Goal
In the records below, tally every line containing "第二次击鼓士兵们的士气就开始低落了". Report only the total.

Data records

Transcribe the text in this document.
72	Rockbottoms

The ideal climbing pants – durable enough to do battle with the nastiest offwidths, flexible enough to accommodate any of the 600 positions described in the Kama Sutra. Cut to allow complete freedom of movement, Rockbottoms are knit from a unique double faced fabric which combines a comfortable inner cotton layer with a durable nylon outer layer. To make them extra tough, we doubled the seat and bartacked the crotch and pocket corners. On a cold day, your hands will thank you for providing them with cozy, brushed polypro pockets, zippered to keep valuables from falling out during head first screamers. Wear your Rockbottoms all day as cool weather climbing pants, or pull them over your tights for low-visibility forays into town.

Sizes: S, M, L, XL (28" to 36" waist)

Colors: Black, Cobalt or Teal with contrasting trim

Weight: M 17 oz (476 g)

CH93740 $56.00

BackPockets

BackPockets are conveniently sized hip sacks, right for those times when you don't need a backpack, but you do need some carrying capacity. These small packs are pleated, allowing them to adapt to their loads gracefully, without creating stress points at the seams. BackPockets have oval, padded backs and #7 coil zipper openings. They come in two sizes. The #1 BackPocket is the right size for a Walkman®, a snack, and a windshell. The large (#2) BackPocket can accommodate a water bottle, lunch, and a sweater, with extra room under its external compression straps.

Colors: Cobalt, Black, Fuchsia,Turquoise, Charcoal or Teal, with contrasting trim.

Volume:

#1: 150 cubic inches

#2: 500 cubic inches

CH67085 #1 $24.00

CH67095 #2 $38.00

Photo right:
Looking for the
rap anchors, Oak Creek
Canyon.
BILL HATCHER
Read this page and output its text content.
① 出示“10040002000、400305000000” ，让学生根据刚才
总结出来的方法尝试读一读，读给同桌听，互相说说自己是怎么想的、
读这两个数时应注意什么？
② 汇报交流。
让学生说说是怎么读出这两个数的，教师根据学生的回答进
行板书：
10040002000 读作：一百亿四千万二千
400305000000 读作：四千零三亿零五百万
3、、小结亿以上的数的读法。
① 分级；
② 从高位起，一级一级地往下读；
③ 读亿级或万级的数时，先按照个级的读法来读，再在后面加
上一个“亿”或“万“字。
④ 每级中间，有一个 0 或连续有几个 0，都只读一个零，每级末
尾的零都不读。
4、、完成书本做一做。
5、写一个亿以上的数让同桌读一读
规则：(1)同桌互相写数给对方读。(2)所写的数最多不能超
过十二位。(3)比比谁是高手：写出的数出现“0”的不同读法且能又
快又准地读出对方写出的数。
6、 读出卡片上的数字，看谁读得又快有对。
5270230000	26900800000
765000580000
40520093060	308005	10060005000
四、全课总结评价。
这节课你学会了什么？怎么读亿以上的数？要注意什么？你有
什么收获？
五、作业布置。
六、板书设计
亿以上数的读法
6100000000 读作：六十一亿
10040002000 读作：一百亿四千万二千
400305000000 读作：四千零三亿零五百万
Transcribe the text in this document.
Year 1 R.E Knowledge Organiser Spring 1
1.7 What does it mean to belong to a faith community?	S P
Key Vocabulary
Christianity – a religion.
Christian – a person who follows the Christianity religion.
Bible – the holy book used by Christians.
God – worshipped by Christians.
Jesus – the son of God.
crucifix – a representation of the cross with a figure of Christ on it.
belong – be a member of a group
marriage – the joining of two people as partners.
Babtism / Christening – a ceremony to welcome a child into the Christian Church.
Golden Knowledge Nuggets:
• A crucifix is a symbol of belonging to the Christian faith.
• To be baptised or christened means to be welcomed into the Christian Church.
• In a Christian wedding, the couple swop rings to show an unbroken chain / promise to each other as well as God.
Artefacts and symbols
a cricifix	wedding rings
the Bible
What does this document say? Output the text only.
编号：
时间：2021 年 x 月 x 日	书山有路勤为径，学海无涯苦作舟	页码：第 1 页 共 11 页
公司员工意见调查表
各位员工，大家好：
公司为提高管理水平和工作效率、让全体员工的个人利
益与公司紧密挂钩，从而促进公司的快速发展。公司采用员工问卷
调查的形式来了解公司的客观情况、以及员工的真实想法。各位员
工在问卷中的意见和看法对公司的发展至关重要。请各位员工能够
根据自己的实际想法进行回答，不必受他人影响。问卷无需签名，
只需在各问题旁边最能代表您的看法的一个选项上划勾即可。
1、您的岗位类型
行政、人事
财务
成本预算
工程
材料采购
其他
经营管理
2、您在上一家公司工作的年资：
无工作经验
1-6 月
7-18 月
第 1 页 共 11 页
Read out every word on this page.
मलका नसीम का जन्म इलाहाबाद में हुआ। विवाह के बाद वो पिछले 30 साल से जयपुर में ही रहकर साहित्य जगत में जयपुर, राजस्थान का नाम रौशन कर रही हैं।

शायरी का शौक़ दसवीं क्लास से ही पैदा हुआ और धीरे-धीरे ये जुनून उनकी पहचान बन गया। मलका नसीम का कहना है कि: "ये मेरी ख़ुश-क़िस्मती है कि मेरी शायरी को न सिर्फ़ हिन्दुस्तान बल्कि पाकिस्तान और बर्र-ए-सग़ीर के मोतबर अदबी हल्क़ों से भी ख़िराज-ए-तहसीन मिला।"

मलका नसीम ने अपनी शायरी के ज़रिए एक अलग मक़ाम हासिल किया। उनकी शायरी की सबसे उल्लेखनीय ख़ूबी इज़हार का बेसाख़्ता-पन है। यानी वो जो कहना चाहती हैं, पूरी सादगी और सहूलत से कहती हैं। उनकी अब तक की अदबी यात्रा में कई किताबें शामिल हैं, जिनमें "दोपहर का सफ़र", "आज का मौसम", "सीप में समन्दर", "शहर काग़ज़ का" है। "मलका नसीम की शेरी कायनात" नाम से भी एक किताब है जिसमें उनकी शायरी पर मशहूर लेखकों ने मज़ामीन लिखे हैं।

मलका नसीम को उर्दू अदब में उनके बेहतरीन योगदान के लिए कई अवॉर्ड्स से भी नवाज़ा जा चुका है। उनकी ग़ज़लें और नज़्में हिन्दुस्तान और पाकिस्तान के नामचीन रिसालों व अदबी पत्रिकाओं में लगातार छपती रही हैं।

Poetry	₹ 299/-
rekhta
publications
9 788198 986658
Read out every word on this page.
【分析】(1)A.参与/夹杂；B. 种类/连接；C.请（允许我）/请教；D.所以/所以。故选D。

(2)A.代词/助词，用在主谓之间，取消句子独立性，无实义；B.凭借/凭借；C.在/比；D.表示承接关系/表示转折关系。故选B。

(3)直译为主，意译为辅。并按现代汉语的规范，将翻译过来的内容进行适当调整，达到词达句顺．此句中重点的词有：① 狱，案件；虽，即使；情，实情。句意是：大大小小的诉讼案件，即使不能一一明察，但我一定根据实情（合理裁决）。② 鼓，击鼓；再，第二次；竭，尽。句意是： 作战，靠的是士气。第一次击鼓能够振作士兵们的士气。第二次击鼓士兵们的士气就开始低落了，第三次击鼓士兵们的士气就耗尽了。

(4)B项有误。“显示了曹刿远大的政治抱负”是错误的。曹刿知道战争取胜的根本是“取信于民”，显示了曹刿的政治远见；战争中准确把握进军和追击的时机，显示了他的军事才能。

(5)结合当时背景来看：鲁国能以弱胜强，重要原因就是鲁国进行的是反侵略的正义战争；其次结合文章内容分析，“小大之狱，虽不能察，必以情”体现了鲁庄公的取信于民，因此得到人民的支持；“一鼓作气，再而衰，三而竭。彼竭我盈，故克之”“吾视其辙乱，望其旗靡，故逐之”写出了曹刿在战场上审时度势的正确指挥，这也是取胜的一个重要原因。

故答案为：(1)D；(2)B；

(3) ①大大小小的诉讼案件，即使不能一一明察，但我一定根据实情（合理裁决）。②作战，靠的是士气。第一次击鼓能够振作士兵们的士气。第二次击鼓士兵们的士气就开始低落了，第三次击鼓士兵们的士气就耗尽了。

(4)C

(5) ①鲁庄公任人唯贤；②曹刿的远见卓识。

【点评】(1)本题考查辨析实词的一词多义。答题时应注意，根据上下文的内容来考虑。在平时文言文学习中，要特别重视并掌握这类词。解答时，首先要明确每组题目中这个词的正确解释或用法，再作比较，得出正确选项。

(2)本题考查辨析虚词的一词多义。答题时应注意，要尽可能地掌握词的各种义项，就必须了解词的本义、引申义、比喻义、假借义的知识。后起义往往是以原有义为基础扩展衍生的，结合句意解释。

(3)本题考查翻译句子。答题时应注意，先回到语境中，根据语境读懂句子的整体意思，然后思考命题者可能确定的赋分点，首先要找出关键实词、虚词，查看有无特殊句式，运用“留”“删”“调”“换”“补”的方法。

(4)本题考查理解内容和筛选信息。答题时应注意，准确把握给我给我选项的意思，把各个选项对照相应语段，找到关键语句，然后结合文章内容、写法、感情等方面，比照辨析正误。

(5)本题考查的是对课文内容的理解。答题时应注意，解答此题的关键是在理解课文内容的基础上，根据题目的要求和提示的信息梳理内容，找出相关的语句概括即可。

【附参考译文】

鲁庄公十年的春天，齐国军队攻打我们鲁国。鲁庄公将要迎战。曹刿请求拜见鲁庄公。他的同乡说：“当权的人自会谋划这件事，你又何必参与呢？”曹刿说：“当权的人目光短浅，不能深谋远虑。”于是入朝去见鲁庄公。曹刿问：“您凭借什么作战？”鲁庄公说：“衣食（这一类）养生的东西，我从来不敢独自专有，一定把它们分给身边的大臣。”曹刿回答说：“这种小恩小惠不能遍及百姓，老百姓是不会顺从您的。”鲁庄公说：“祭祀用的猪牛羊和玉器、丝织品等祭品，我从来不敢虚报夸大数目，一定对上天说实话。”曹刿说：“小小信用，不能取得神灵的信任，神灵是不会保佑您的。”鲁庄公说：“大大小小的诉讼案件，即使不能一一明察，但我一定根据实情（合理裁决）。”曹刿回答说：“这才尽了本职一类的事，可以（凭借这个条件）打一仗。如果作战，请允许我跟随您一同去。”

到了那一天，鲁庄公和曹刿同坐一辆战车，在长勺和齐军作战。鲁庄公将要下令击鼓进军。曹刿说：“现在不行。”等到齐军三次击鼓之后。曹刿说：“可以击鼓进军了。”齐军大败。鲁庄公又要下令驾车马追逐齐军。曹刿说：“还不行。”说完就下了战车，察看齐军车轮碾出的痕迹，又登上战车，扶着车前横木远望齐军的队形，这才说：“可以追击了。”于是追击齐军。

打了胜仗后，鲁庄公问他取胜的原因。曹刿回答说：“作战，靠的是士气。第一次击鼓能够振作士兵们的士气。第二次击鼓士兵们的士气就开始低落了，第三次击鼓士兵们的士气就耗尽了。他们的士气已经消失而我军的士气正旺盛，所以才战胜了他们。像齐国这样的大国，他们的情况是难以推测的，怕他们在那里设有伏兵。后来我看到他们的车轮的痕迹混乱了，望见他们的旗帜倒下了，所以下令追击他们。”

Answer below
3